- **Exercise**
Repeat every line exactly, keeping the pictures out of the copy.

- **Data entries**
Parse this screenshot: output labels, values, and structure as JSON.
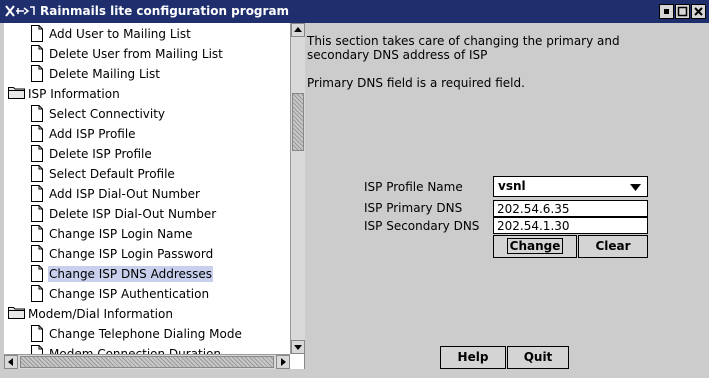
{
  "window": {
    "title": "Rainmails lite configuration program"
  },
  "tree": {
    "items": [
      {
        "label": "Add User to Mailing List",
        "type": "leaf",
        "selected": false
      },
      {
        "label": "Delete User from Mailing List",
        "type": "leaf",
        "selected": false
      },
      {
        "label": "Delete Mailing List",
        "type": "leaf",
        "selected": false
      },
      {
        "label": "ISP Information",
        "type": "folder",
        "selected": false
      },
      {
        "label": "Select Connectivity",
        "type": "leaf",
        "selected": false
      },
      {
        "label": "Add ISP Profile",
        "type": "leaf",
        "selected": false
      },
      {
        "label": "Delete ISP Profile",
        "type": "leaf",
        "selected": false
      },
      {
        "label": "Select Default Profile",
        "type": "leaf",
        "selected": false
      },
      {
        "label": "Add ISP Dial-Out Number",
        "type": "leaf",
        "selected": false
      },
      {
        "label": "Delete ISP Dial-Out Number",
        "type": "leaf",
        "selected": false
      },
      {
        "label": "Change ISP Login Name",
        "type": "leaf",
        "selected": false
      },
      {
        "label": "Change ISP Login Password",
        "type": "leaf",
        "selected": false
      },
      {
        "label": "Change ISP DNS Addresses",
        "type": "leaf",
        "selected": true
      },
      {
        "label": "Change ISP Authentication",
        "type": "leaf",
        "selected": false
      },
      {
        "label": "Modem/Dial Information",
        "type": "folder",
        "selected": false
      },
      {
        "label": "Change Telephone Dialing Mode",
        "type": "leaf",
        "selected": false
      },
      {
        "label": "Modem Connection Duration",
        "type": "leaf",
        "selected": false
      }
    ]
  },
  "content": {
    "description_line1": "This section takes care of changing the primary and",
    "description_line2": "secondary DNS address of ISP",
    "required_note": "Primary DNS field is a required field.",
    "profile_label": "ISP Profile Name",
    "profile_value": "vsnl",
    "primary_dns_label": "ISP Primary DNS",
    "primary_dns_value": "202.54.6.35",
    "secondary_dns_label": "ISP Secondary DNS",
    "secondary_dns_value": "202.54.1.30",
    "change_label": "Change",
    "clear_label": "Clear"
  },
  "footer": {
    "help_label": "Help",
    "quit_label": "Quit"
  },
  "colors": {
    "titlebar": "#1f2f6e",
    "selection": "#c8d0ee",
    "background": "#cccccc"
  }
}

- **The solution**
Parse this screenshot: output labels, values, and structure as JSON.
{
  "window": {
    "title": "Rainmails lite configuration program"
  },
  "tree": {
    "items": [
      {
        "label": "Add User to Mailing List",
        "type": "leaf",
        "selected": false
      },
      {
        "label": "Delete User from Mailing List",
        "type": "leaf",
        "selected": false
      },
      {
        "label": "Delete Mailing List",
        "type": "leaf",
        "selected": false
      },
      {
        "label": "ISP Information",
        "type": "folder",
        "selected": false
      },
      {
        "label": "Select Connectivity",
        "type": "leaf",
        "selected": false
      },
      {
        "label": "Add ISP Profile",
        "type": "leaf",
        "selected": false
      },
      {
        "label": "Delete ISP Profile",
        "type": "leaf",
        "selected": false
      },
      {
        "label": "Select Default Profile",
        "type": "leaf",
        "selected": false
      },
      {
        "label": "Add ISP Dial-Out Number",
        "type": "leaf",
        "selected": false
      },
      {
        "label": "Delete ISP Dial-Out Number",
        "type": "leaf",
        "selected": false
      },
      {
        "label": "Change ISP Login Name",
        "type": "leaf",
        "selected": false
      },
      {
        "label": "Change ISP Login Password",
        "type": "leaf",
        "selected": false
      },
      {
        "label": "Change ISP DNS Addresses",
        "type": "leaf",
        "selected": true
      },
      {
        "label": "Change ISP Authentication",
        "type": "leaf",
        "selected": false
      },
      {
        "label": "Modem/Dial Information",
        "type": "folder",
        "selected": false
      },
      {
        "label": "Change Telephone Dialing Mode",
        "type": "leaf",
        "selected": false
      },
      {
        "label": "Modem Connection Duration",
        "type": "leaf",
        "selected": false
      }
    ]
  },
  "content": {
    "description_line1": "This section takes care of changing the primary and",
    "description_line2": "secondary DNS address of ISP",
    "required_note": "Primary DNS field is a required field.",
    "profile_label": "ISP Profile Name",
    "profile_value": "vsnl",
    "primary_dns_label": "ISP Primary DNS",
    "primary_dns_value": "202.54.6.35",
    "secondary_dns_label": "ISP Secondary DNS",
    "secondary_dns_value": "202.54.1.30",
    "change_label": "Change",
    "clear_label": "Clear"
  },
  "footer": {
    "help_label": "Help",
    "quit_label": "Quit"
  },
  "colors": {
    "titlebar": "#1f2f6e",
    "selection": "#c8d0ee",
    "background": "#cccccc"
  }
}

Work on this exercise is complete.